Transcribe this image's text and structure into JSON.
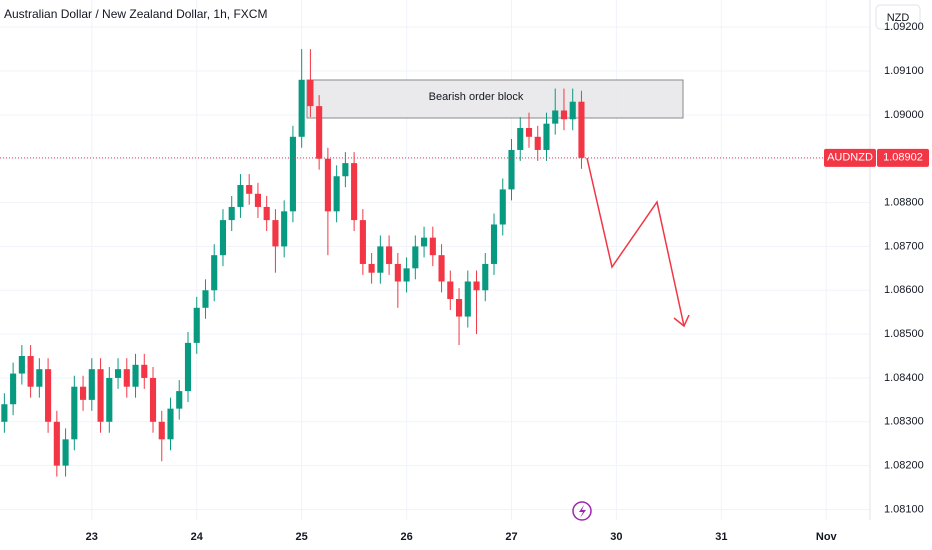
{
  "chart_data": {
    "type": "candlestick",
    "title": "Australian Dollar / New Zealand Dollar, 1h, FXCM",
    "currency": "NZD",
    "symbol": "AUDNZD",
    "last_price": 1.08902,
    "annotation": "Bearish order block",
    "up_color": "#089981",
    "down_color": "#f23645",
    "xlim": [
      -0.5,
      99
    ],
    "ylim": [
      1.08076,
      1.09262
    ],
    "xticks": [
      {
        "value": 10,
        "label": "23"
      },
      {
        "value": 22,
        "label": "24"
      },
      {
        "value": 34,
        "label": "25"
      },
      {
        "value": 46,
        "label": "26"
      },
      {
        "value": 58,
        "label": "27"
      },
      {
        "value": 70,
        "label": "30"
      },
      {
        "value": 82,
        "label": "31"
      },
      {
        "value": 94,
        "label": "Nov"
      }
    ],
    "yticks": [
      {
        "value": 1.081,
        "label": "1.08100"
      },
      {
        "value": 1.082,
        "label": "1.08200"
      },
      {
        "value": 1.083,
        "label": "1.08300"
      },
      {
        "value": 1.084,
        "label": "1.08400"
      },
      {
        "value": 1.085,
        "label": "1.08500"
      },
      {
        "value": 1.086,
        "label": "1.08600"
      },
      {
        "value": 1.087,
        "label": "1.08700"
      },
      {
        "value": 1.088,
        "label": "1.08800"
      },
      {
        "value": 1.089,
        "label": "1.08900"
      },
      {
        "value": 1.09,
        "label": "1.09000"
      },
      {
        "value": 1.091,
        "label": "1.09100"
      },
      {
        "value": 1.092,
        "label": "1.09200"
      }
    ],
    "open": [
      1.083,
      1.0834,
      1.0841,
      1.0845,
      1.0838,
      1.0842,
      1.083,
      1.082,
      1.0826,
      1.0838,
      1.0835,
      1.0842,
      1.083,
      1.084,
      1.0842,
      1.0838,
      1.0843,
      1.084,
      1.083,
      1.0826,
      1.0833,
      1.0837,
      1.0848,
      1.0856,
      1.086,
      1.0868,
      1.0876,
      1.0879,
      1.0884,
      1.0882,
      1.0879,
      1.0876,
      1.087,
      1.0878,
      1.0895,
      1.0908,
      1.0902,
      1.089,
      1.0878,
      1.0886,
      1.0889,
      1.0876,
      1.0866,
      1.0864,
      1.087,
      1.0866,
      1.0862,
      1.0865,
      1.087,
      1.0872,
      1.0868,
      1.0862,
      1.0858,
      1.0854,
      1.0862,
      1.086,
      1.0866,
      1.0875,
      1.0883,
      1.0892,
      1.0897,
      1.0895,
      1.0892,
      1.0898,
      1.0901,
      1.0899,
      1.0903
    ],
    "high": [
      1.08365,
      1.08435,
      1.08475,
      1.08475,
      1.08445,
      1.08445,
      1.08325,
      1.08285,
      1.08405,
      1.08405,
      1.08445,
      1.08445,
      1.08425,
      1.08445,
      1.08445,
      1.08455,
      1.08455,
      1.08425,
      1.08325,
      1.08355,
      1.08395,
      1.08505,
      1.08585,
      1.08625,
      1.08705,
      1.08785,
      1.08815,
      1.08865,
      1.08865,
      1.08845,
      1.08815,
      1.08785,
      1.08805,
      1.08975,
      1.0915,
      1.0915,
      1.09045,
      1.08925,
      1.08885,
      1.08915,
      1.08915,
      1.08785,
      1.08685,
      1.08725,
      1.08725,
      1.08685,
      1.08675,
      1.08725,
      1.08745,
      1.08745,
      1.08705,
      1.08645,
      1.08605,
      1.08645,
      1.08645,
      1.08685,
      1.08775,
      1.08855,
      1.08945,
      1.08995,
      1.09005,
      1.08975,
      1.09005,
      1.0906,
      1.0906,
      1.0906,
      1.09055
    ],
    "low": [
      1.08275,
      1.08315,
      1.08385,
      1.08355,
      1.08355,
      1.08275,
      1.08175,
      1.08175,
      1.08235,
      1.08325,
      1.08325,
      1.08275,
      1.08275,
      1.08375,
      1.08355,
      1.08355,
      1.08375,
      1.08275,
      1.0821,
      1.08235,
      1.08305,
      1.08345,
      1.08455,
      1.08535,
      1.08575,
      1.08655,
      1.08735,
      1.08765,
      1.08795,
      1.08765,
      1.08735,
      1.0864,
      1.08675,
      1.08755,
      1.08925,
      1.08995,
      1.08875,
      1.0868,
      1.08755,
      1.08835,
      1.08735,
      1.08635,
      1.08615,
      1.08615,
      1.08635,
      1.0856,
      1.08595,
      1.08625,
      1.08675,
      1.08655,
      1.08595,
      1.08555,
      1.08475,
      1.08515,
      1.085,
      1.08575,
      1.08635,
      1.08725,
      1.08805,
      1.08895,
      1.08925,
      1.08895,
      1.08895,
      1.08955,
      1.08965,
      1.08965,
      1.08877
    ],
    "close": [
      1.0834,
      1.0841,
      1.0845,
      1.0838,
      1.0842,
      1.083,
      1.082,
      1.0826,
      1.0838,
      1.0835,
      1.0842,
      1.083,
      1.084,
      1.0842,
      1.0838,
      1.0843,
      1.084,
      1.083,
      1.0826,
      1.0833,
      1.0837,
      1.0848,
      1.0856,
      1.086,
      1.0868,
      1.0876,
      1.0879,
      1.0884,
      1.0882,
      1.0879,
      1.0876,
      1.087,
      1.0878,
      1.0895,
      1.0908,
      1.0902,
      1.089,
      1.0878,
      1.0886,
      1.0889,
      1.0876,
      1.0866,
      1.0864,
      1.087,
      1.0866,
      1.0862,
      1.0865,
      1.087,
      1.0872,
      1.0868,
      1.0862,
      1.0858,
      1.0854,
      1.0862,
      1.086,
      1.0866,
      1.0875,
      1.0883,
      1.0892,
      1.0897,
      1.0895,
      1.0892,
      1.0898,
      1.0901,
      1.0899,
      1.0903,
      1.08902
    ],
    "grid": true
  }
}
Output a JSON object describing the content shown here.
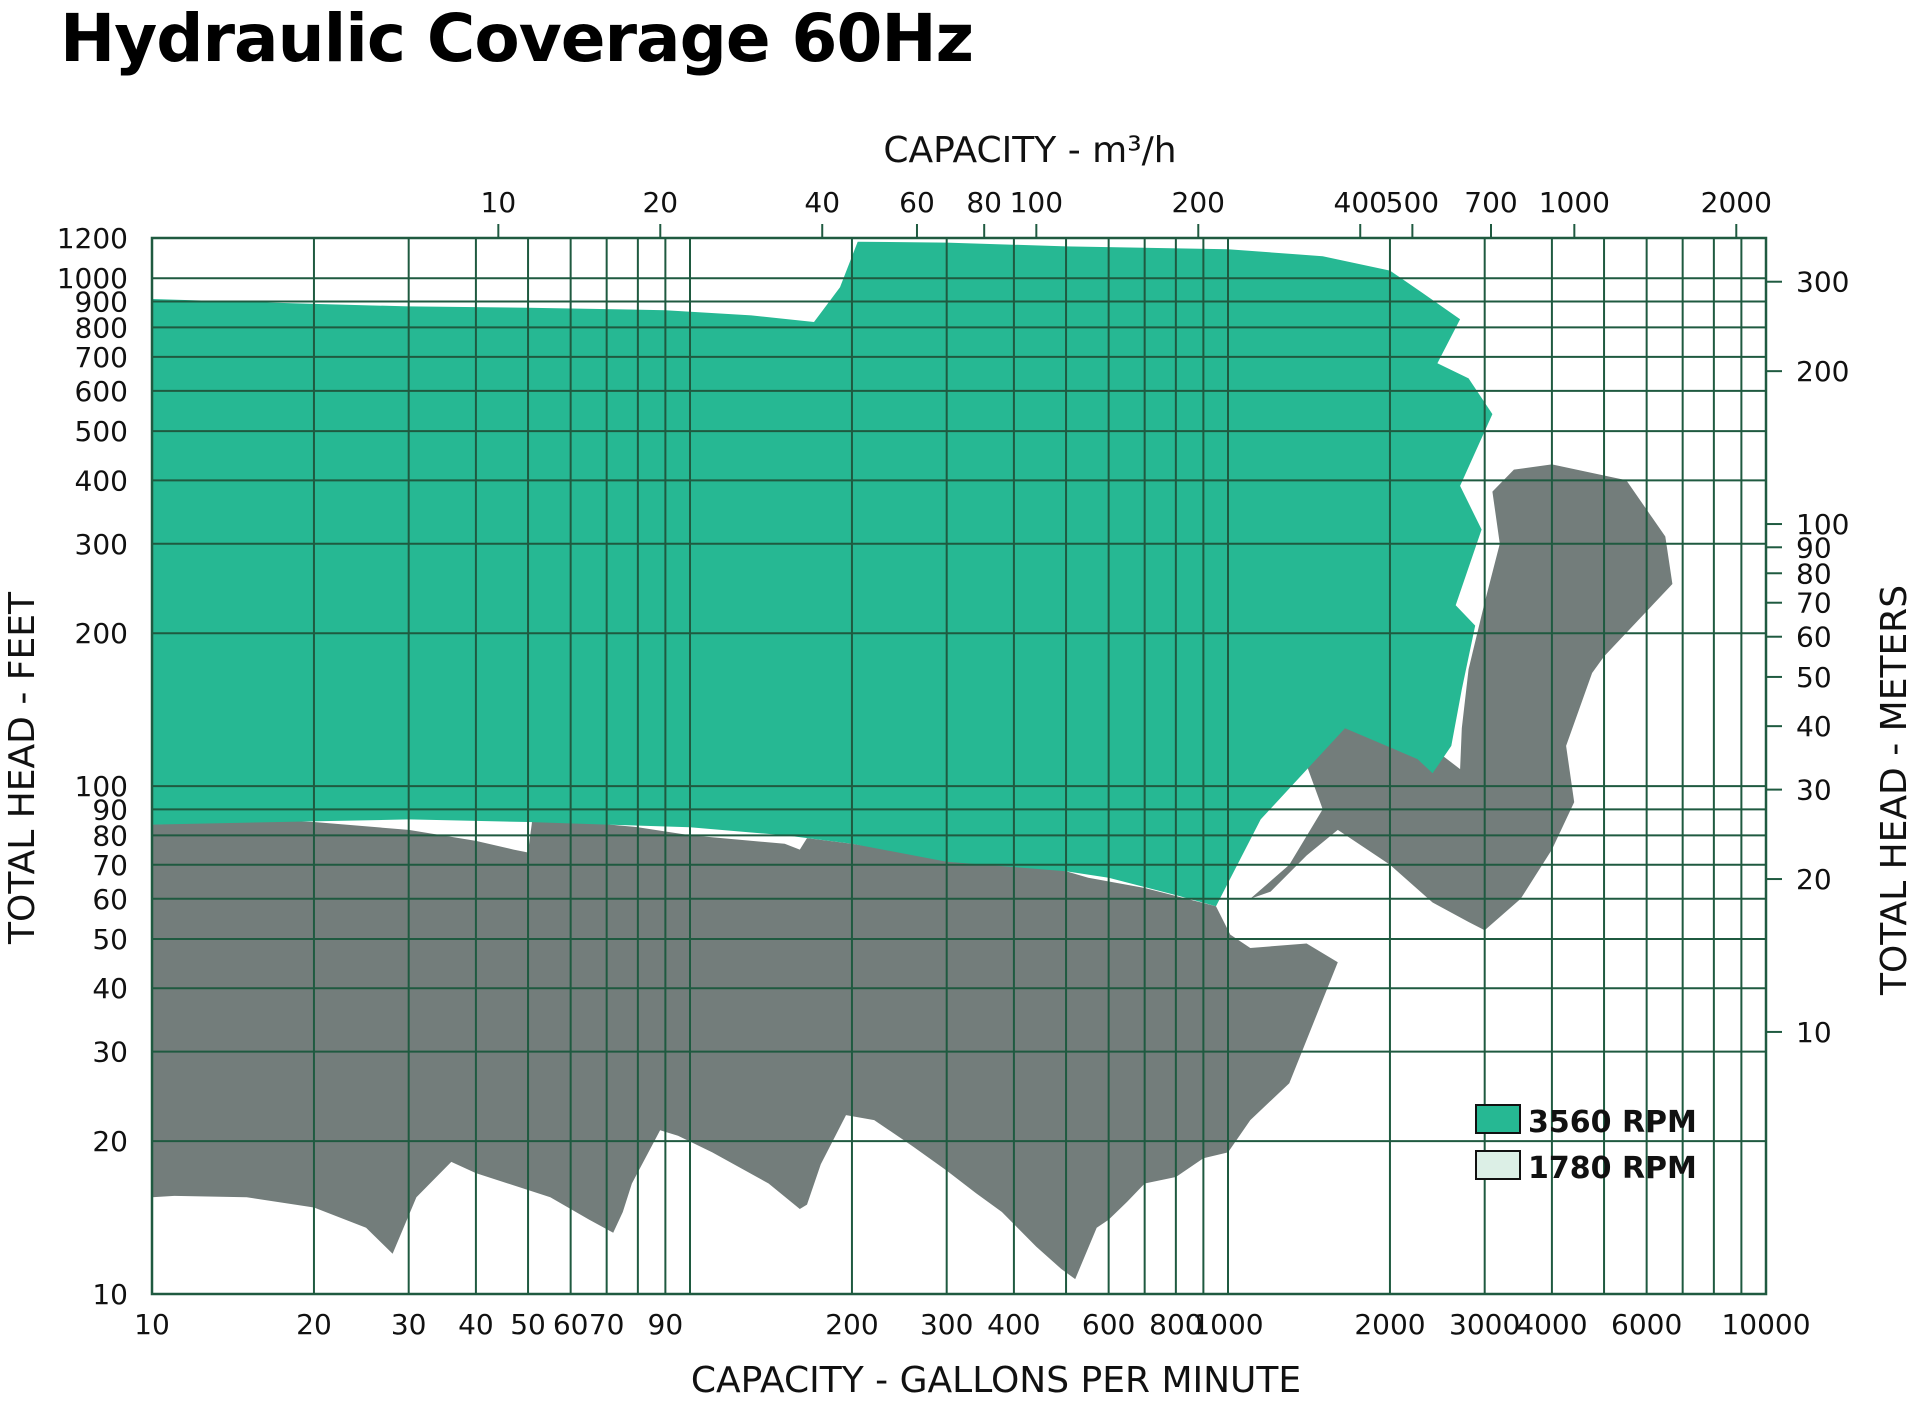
{
  "chart_data": {
    "type": "area",
    "title": "Hydraulic Coverage 60Hz",
    "xlabel": "CAPACITY - GALLONS PER MINUTE",
    "x2label": "CAPACITY - m³/h",
    "ylabel": "TOTAL HEAD - FEET",
    "y2label": "TOTAL HEAD - METERS",
    "xscale": "log",
    "yscale": "log",
    "xlim": [
      10,
      10000
    ],
    "ylim": [
      10,
      1200
    ],
    "grid": true,
    "legend_position": "bottom-right",
    "x_ticks": [
      {
        "v": 10,
        "label": "10"
      },
      {
        "v": 20,
        "label": "20"
      },
      {
        "v": 30,
        "label": "30"
      },
      {
        "v": 40,
        "label": "40"
      },
      {
        "v": 50,
        "label": "50"
      },
      {
        "v": 60,
        "label": "60"
      },
      {
        "v": 70,
        "label": "70"
      },
      {
        "v": 90,
        "label": "90"
      },
      {
        "v": 200,
        "label": "200"
      },
      {
        "v": 300,
        "label": "300"
      },
      {
        "v": 400,
        "label": "400"
      },
      {
        "v": 600,
        "label": "600"
      },
      {
        "v": 800,
        "label": "800"
      },
      {
        "v": 1000,
        "label": "1000"
      },
      {
        "v": 2000,
        "label": "2000"
      },
      {
        "v": 3000,
        "label": "3000"
      },
      {
        "v": 4000,
        "label": "4000"
      },
      {
        "v": 6000,
        "label": "6000"
      },
      {
        "v": 10000,
        "label": "10000"
      }
    ],
    "x_minor_gridlines": [
      80,
      100,
      500,
      700,
      900,
      5000,
      7000,
      8000,
      9000
    ],
    "x2_ticks": [
      {
        "v": 10,
        "label": "10"
      },
      {
        "v": 20,
        "label": "20"
      },
      {
        "v": 40,
        "label": "40"
      },
      {
        "v": 60,
        "label": "60"
      },
      {
        "v": 80,
        "label": "80"
      },
      {
        "v": 100,
        "label": "100"
      },
      {
        "v": 200,
        "label": "200"
      },
      {
        "v": 400,
        "label": "400"
      },
      {
        "v": 500,
        "label": "500"
      },
      {
        "v": 700,
        "label": "700"
      },
      {
        "v": 1000,
        "label": "1000"
      },
      {
        "v": 2000,
        "label": "2000"
      }
    ],
    "y_ticks": [
      {
        "v": 10,
        "label": "10"
      },
      {
        "v": 20,
        "label": "20"
      },
      {
        "v": 30,
        "label": "30"
      },
      {
        "v": 40,
        "label": "40"
      },
      {
        "v": 50,
        "label": "50"
      },
      {
        "v": 60,
        "label": "60"
      },
      {
        "v": 70,
        "label": "70"
      },
      {
        "v": 80,
        "label": "80"
      },
      {
        "v": 90,
        "label": "90"
      },
      {
        "v": 100,
        "label": "100"
      },
      {
        "v": 200,
        "label": "200"
      },
      {
        "v": 300,
        "label": "300"
      },
      {
        "v": 400,
        "label": "400"
      },
      {
        "v": 500,
        "label": "500"
      },
      {
        "v": 600,
        "label": "600"
      },
      {
        "v": 700,
        "label": "700"
      },
      {
        "v": 800,
        "label": "800"
      },
      {
        "v": 900,
        "label": "900"
      },
      {
        "v": 1000,
        "label": "1000"
      },
      {
        "v": 1200,
        "label": "1200"
      }
    ],
    "y2_ticks": [
      {
        "v": 10,
        "label": "10"
      },
      {
        "v": 20,
        "label": "20"
      },
      {
        "v": 30,
        "label": "30"
      },
      {
        "v": 40,
        "label": "40"
      },
      {
        "v": 50,
        "label": "50"
      },
      {
        "v": 60,
        "label": "60"
      },
      {
        "v": 70,
        "label": "70"
      },
      {
        "v": 80,
        "label": "80"
      },
      {
        "v": 90,
        "label": "90"
      },
      {
        "v": 100,
        "label": "100"
      },
      {
        "v": 200,
        "label": "200"
      },
      {
        "v": 300,
        "label": "300"
      }
    ],
    "series": [
      {
        "name": "1780 RPM",
        "legend_swatch": "#dcefe6",
        "fill": "#737d7b",
        "regions": [
          [
            [
              10,
              84
            ],
            [
              15,
              86
            ],
            [
              20,
              85
            ],
            [
              30,
              82
            ],
            [
              40,
              78
            ],
            [
              47,
              75
            ],
            [
              50,
              74
            ],
            [
              51,
              87
            ],
            [
              63,
              86
            ],
            [
              70,
              85
            ],
            [
              71,
              84
            ],
            [
              80,
              83
            ],
            [
              100,
              80
            ],
            [
              150,
              77
            ],
            [
              160,
              75
            ],
            [
              165,
              79
            ],
            [
              200,
              77
            ],
            [
              300,
              72
            ],
            [
              310,
              75
            ],
            [
              500,
              68
            ],
            [
              550,
              66
            ],
            [
              700,
              63
            ],
            [
              950,
              58
            ],
            [
              1010,
              51
            ],
            [
              1100,
              48
            ],
            [
              1400,
              49
            ],
            [
              1600,
              45
            ],
            [
              1300,
              26
            ],
            [
              1100,
              22
            ],
            [
              1000,
              19
            ],
            [
              900,
              18.5
            ],
            [
              800,
              17
            ],
            [
              700,
              16.5
            ],
            [
              650,
              15.2
            ],
            [
              600,
              14
            ],
            [
              570,
              13.5
            ],
            [
              520,
              10.7
            ],
            [
              490,
              11.2
            ],
            [
              440,
              12.4
            ],
            [
              380,
              14.5
            ],
            [
              340,
              15.8
            ],
            [
              300,
              17.5
            ],
            [
              260,
              19.5
            ],
            [
              220,
              22
            ],
            [
              195,
              22.5
            ],
            [
              175,
              18
            ],
            [
              165,
              15
            ],
            [
              160,
              14.7
            ],
            [
              140,
              16.5
            ],
            [
              110,
              19
            ],
            [
              95,
              20.5
            ],
            [
              88,
              21
            ],
            [
              78,
              16.5
            ],
            [
              75,
              14.5
            ],
            [
              72,
              13.2
            ],
            [
              65,
              14
            ],
            [
              55,
              15.5
            ],
            [
              40,
              17.3
            ],
            [
              36,
              18.2
            ],
            [
              31,
              15.5
            ],
            [
              28,
              12
            ],
            [
              25,
              13.5
            ],
            [
              20,
              14.8
            ],
            [
              15,
              15.5
            ],
            [
              11,
              15.6
            ],
            [
              10,
              15.5
            ]
          ],
          [
            [
              950,
              160
            ],
            [
              1400,
              146
            ],
            [
              1600,
              137
            ],
            [
              1650,
              144
            ],
            [
              2300,
              123
            ],
            [
              2700,
              108
            ],
            [
              2720,
              130
            ],
            [
              2800,
              170
            ],
            [
              3000,
              230
            ],
            [
              3200,
              300
            ],
            [
              3100,
              380
            ],
            [
              3400,
              420
            ],
            [
              4000,
              430
            ],
            [
              5500,
              400
            ],
            [
              6500,
              310
            ],
            [
              6700,
              250
            ],
            [
              5000,
              180
            ],
            [
              4750,
              167
            ],
            [
              4250,
              120
            ],
            [
              4400,
              93
            ],
            [
              4000,
              75
            ],
            [
              3500,
              60
            ],
            [
              3000,
              52
            ],
            [
              2800,
              54
            ],
            [
              2400,
              59
            ],
            [
              2000,
              70
            ],
            [
              1600,
              82
            ],
            [
              1400,
              73
            ],
            [
              1200,
              62
            ],
            [
              1100,
              60
            ],
            [
              1300,
              70
            ],
            [
              1500,
              90
            ],
            [
              1400,
              110
            ],
            [
              1200,
              135
            ],
            [
              1000,
              155
            ]
          ]
        ]
      },
      {
        "name": "3560 RPM",
        "legend_swatch": "#26b893",
        "fill": "#26b893",
        "regions": [
          [
            [
              10,
              910
            ],
            [
              20,
              890
            ],
            [
              30,
              880
            ],
            [
              50,
              875
            ],
            [
              90,
              865
            ],
            [
              130,
              845
            ],
            [
              170,
              820
            ],
            [
              190,
              960
            ],
            [
              205,
              1180
            ],
            [
              300,
              1175
            ],
            [
              500,
              1155
            ],
            [
              1000,
              1140
            ],
            [
              1500,
              1105
            ],
            [
              2000,
              1035
            ],
            [
              2300,
              935
            ],
            [
              2700,
              830
            ],
            [
              2450,
              680
            ],
            [
              2800,
              635
            ],
            [
              3100,
              540
            ],
            [
              2700,
              390
            ],
            [
              2960,
              320
            ],
            [
              2650,
              227
            ],
            [
              2880,
              207
            ],
            [
              2720,
              155
            ],
            [
              2600,
              120
            ],
            [
              2400,
              106
            ],
            [
              2250,
              113
            ],
            [
              1650,
              130
            ],
            [
              1150,
              86
            ],
            [
              950,
              58
            ],
            [
              800,
              61
            ],
            [
              600,
              66
            ],
            [
              500,
              68
            ],
            [
              300,
              71
            ],
            [
              200,
              77
            ],
            [
              150,
              80
            ],
            [
              100,
              83
            ],
            [
              70,
              84
            ],
            [
              50,
              85
            ],
            [
              30,
              86
            ],
            [
              10,
              84
            ]
          ]
        ]
      }
    ]
  }
}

== AIM ==
Out of the records, collect only those lines that contain the string "TOTAL".

== FINAL ANSWER ==
    "ylabel": "TOTAL HEAD - FEET",
    "y2label": "TOTAL HEAD - METERS",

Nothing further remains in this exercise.